--- Study text Enclosed Below ---

Background information
- Born: Phillip Anthony Beasley January 30, 1983 (age 43) Seminary, East Oakland, Oakland, California, U.S.
- Genres: West Coast hip-hop
- Occupations: Rapper; actor; songwriter;
- Years active: 2004–present
- Labels: EMPIRE; RBC; SMC; FOD; Livewire;
- Website: www.philthyrichfod.com

= Philthy Rich =

American rapper from California

Phillip Anthony Beasley (born January 30, 1983), known professionally as Philthy Rich, is an American rapper and convicted felon from Oakland, California.

He began his musical career in 2004, and enlisted local rappers including Mistah F.A.B., J. Stalin, and Shady Nate to embark on his "Stan Bizzness BG's" tour, which was cancelled after Beasley was arrested for selling cocaine and cannabis, for which he was sentenced to six years in prison the following year. His subsequent criminal trials include firearms conspiracy, unlawful weapon possessions, and other federal charges.

Despite remaining independent, he has collaborated with mainstream artists including Rick Ross, Migos, Gucci Mane, French Montana, B.o.B, Jeremih, Fabolous, Waka Flocka Flame, Chief Keef, Juelz Santana, E-40, and Kaz Bałagane among others.

==Personal life==
Beasley grew up in the Seminary neighborhood of Oakland.

--- End of Enclosed Study text ---
--- Supplied material Enclosed Below ---

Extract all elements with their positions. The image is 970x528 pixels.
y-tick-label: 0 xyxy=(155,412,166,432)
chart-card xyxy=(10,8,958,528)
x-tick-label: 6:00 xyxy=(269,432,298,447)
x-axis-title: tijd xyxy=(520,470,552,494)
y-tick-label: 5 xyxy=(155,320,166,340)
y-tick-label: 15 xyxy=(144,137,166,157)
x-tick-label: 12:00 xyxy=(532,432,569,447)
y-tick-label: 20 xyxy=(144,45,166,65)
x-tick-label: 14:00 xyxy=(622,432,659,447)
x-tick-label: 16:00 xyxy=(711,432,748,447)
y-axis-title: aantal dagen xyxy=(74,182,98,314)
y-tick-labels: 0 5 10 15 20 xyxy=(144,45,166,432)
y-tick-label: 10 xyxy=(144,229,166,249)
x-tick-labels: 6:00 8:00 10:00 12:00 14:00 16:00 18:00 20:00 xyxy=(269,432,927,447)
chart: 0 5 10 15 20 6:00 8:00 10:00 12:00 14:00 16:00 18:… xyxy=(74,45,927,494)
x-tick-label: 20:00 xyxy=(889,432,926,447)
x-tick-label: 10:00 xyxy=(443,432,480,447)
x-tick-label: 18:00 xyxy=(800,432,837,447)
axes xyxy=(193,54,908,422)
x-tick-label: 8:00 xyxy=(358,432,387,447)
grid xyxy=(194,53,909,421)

--- End of Enclosed Supplied material ---

**Task statement:**
Rewrite the Philthy Rich text from "American rapper from" through "other federal charges.", and change "tour" to "concert series" in that part.

**Exercise response:**
American rapper from California

Phillip Anthony Beasley (born January 30, 1983), known professionally as Philthy Rich, is an American rapper and convicted felon from Oakland, California.

He began his musical career in 2004, and enlisted local rappers including Mistah F.A.B., J. Stalin, and Shady Nate to embark on his "Stan Bizzness BG's" concert series, which was cancelled after Beasley was arrested for selling cocaine and cannabis, for which he was sentenced to six years in prison the following year. His subsequent criminal trials include firearms conspiracy, unlawful weapon possessions, and other federal charges.